> _Record list_:

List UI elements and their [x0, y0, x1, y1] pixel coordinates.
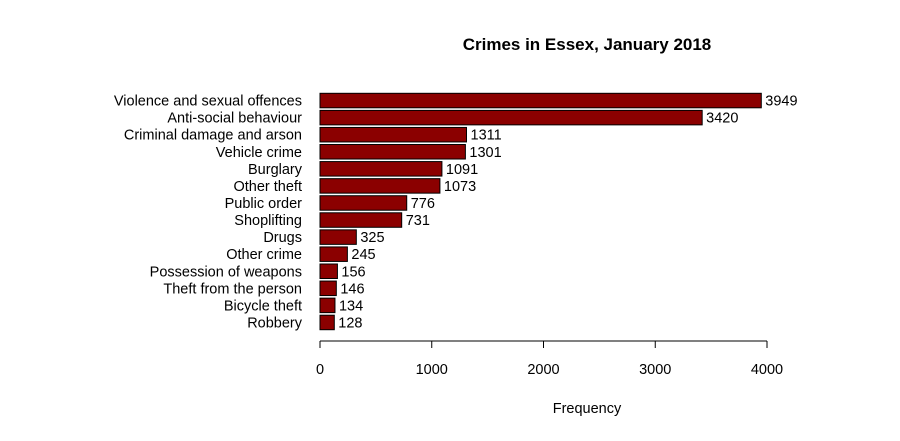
value-label: 3420: [706, 111, 738, 127]
value-label: 146: [340, 281, 364, 297]
x-axis-label: Frequency: [553, 401, 622, 417]
category-label: Drugs: [263, 230, 302, 246]
x-tick-label: 4000: [751, 362, 783, 378]
category-label: Shoplifting: [234, 213, 302, 229]
category-label: Bicycle theft: [224, 298, 302, 314]
bar: [319, 212, 403, 228]
x-tick-label: 2000: [527, 362, 559, 378]
category-label: Theft from the person: [163, 281, 302, 297]
value-label: 1311: [471, 128, 502, 144]
value-label: 1301: [469, 145, 501, 161]
value-label: 731: [406, 213, 430, 229]
bar: [319, 161, 443, 177]
category-label: Violence and sexual offences: [114, 94, 302, 110]
bar: [319, 280, 337, 297]
category-label: Vehicle crime: [216, 145, 302, 161]
category-label: Robbery: [247, 315, 303, 331]
bars-group: [319, 92, 762, 331]
category-label: Other crime: [226, 247, 302, 263]
chart-title: Crimes in Essex, January 2018: [463, 35, 712, 54]
value-label: 1073: [444, 179, 476, 195]
category-label: Burglary: [248, 162, 303, 178]
x-tick-label: 0: [316, 362, 324, 378]
value-label: 325: [360, 230, 384, 246]
bar: [319, 297, 336, 314]
category-label: Public order: [225, 196, 303, 212]
bar: [319, 92, 762, 109]
bar: [319, 178, 441, 194]
value-label: 1091: [446, 162, 478, 178]
category-label: Other theft: [233, 179, 302, 195]
value-label: 3949: [765, 94, 797, 110]
bar: [319, 109, 703, 126]
bar: [319, 126, 467, 143]
x-axis: 0 1000 2000 3000 4000: [316, 340, 783, 378]
x-tick-label: 1000: [416, 362, 448, 378]
bar: [319, 195, 408, 211]
x-tick-label: 3000: [639, 362, 671, 378]
bar: [319, 314, 335, 331]
value-labels: 3949342013111301109110737767313252451561…: [338, 94, 797, 332]
value-label: 776: [411, 196, 435, 212]
value-label: 128: [338, 315, 362, 331]
bar: [319, 229, 357, 245]
category-labels: Violence and sexual offencesAnti-social …: [114, 94, 303, 332]
category-label: Criminal damage and arson: [124, 128, 302, 144]
category-label: Anti-social behaviour: [167, 111, 302, 127]
bar: [319, 263, 338, 279]
value-label: 134: [339, 298, 363, 314]
value-label: 245: [351, 247, 375, 263]
value-label: 156: [341, 264, 365, 280]
bar: [319, 144, 466, 160]
bar: [319, 246, 348, 262]
category-label: Possession of weapons: [150, 264, 302, 280]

> _Objective_: Reproduce every line of the entries above verbatim, leaving out the picture.

> _Output_:
List UI elements and their [x0, y0, x1, y1] pixel coordinates.
value-label: 3420: [706, 111, 738, 127]
value-label: 146: [340, 281, 364, 297]
x-axis-label: Frequency: [553, 401, 622, 417]
category-label: Drugs: [263, 230, 302, 246]
x-tick-label: 4000: [751, 362, 783, 378]
category-label: Shoplifting: [234, 213, 302, 229]
category-label: Bicycle theft: [224, 298, 302, 314]
bar: [319, 212, 403, 228]
x-tick-label: 2000: [527, 362, 559, 378]
category-label: Theft from the person: [163, 281, 302, 297]
value-label: 1311: [471, 128, 502, 144]
value-label: 1301: [469, 145, 501, 161]
value-label: 731: [406, 213, 430, 229]
bar: [319, 161, 443, 177]
category-label: Violence and sexual offences: [114, 94, 302, 110]
bar: [319, 280, 337, 297]
category-label: Vehicle crime: [216, 145, 302, 161]
category-label: Robbery: [247, 315, 303, 331]
bars-group: [319, 92, 762, 331]
category-label: Other crime: [226, 247, 302, 263]
chart-title: Crimes in Essex, January 2018: [463, 35, 712, 54]
value-label: 1073: [444, 179, 476, 195]
category-label: Burglary: [248, 162, 303, 178]
x-tick-label: 0: [316, 362, 324, 378]
value-label: 325: [360, 230, 384, 246]
bar: [319, 297, 336, 314]
category-label: Public order: [225, 196, 303, 212]
bar: [319, 92, 762, 109]
bar: [319, 178, 441, 194]
value-label: 1091: [446, 162, 478, 178]
category-label: Other theft: [233, 179, 302, 195]
value-label: 3949: [765, 94, 797, 110]
bar: [319, 109, 703, 126]
bar: [319, 126, 467, 143]
x-axis: 0 1000 2000 3000 4000: [316, 340, 783, 378]
x-tick-label: 1000: [416, 362, 448, 378]
bar: [319, 195, 408, 211]
x-tick-label: 3000: [639, 362, 671, 378]
bar: [319, 314, 335, 331]
value-labels: 3949342013111301109110737767313252451561…: [338, 94, 797, 332]
value-label: 776: [411, 196, 435, 212]
value-label: 128: [338, 315, 362, 331]
bar: [319, 229, 357, 245]
category-labels: Violence and sexual offencesAnti-social …: [114, 94, 303, 332]
category-label: Criminal damage and arson: [124, 128, 302, 144]
category-label: Anti-social behaviour: [167, 111, 302, 127]
bar: [319, 263, 338, 279]
value-label: 134: [339, 298, 363, 314]
value-label: 245: [351, 247, 375, 263]
value-label: 156: [341, 264, 365, 280]
bar: [319, 144, 466, 160]
bar: [319, 246, 348, 262]
category-label: Possession of weapons: [150, 264, 302, 280]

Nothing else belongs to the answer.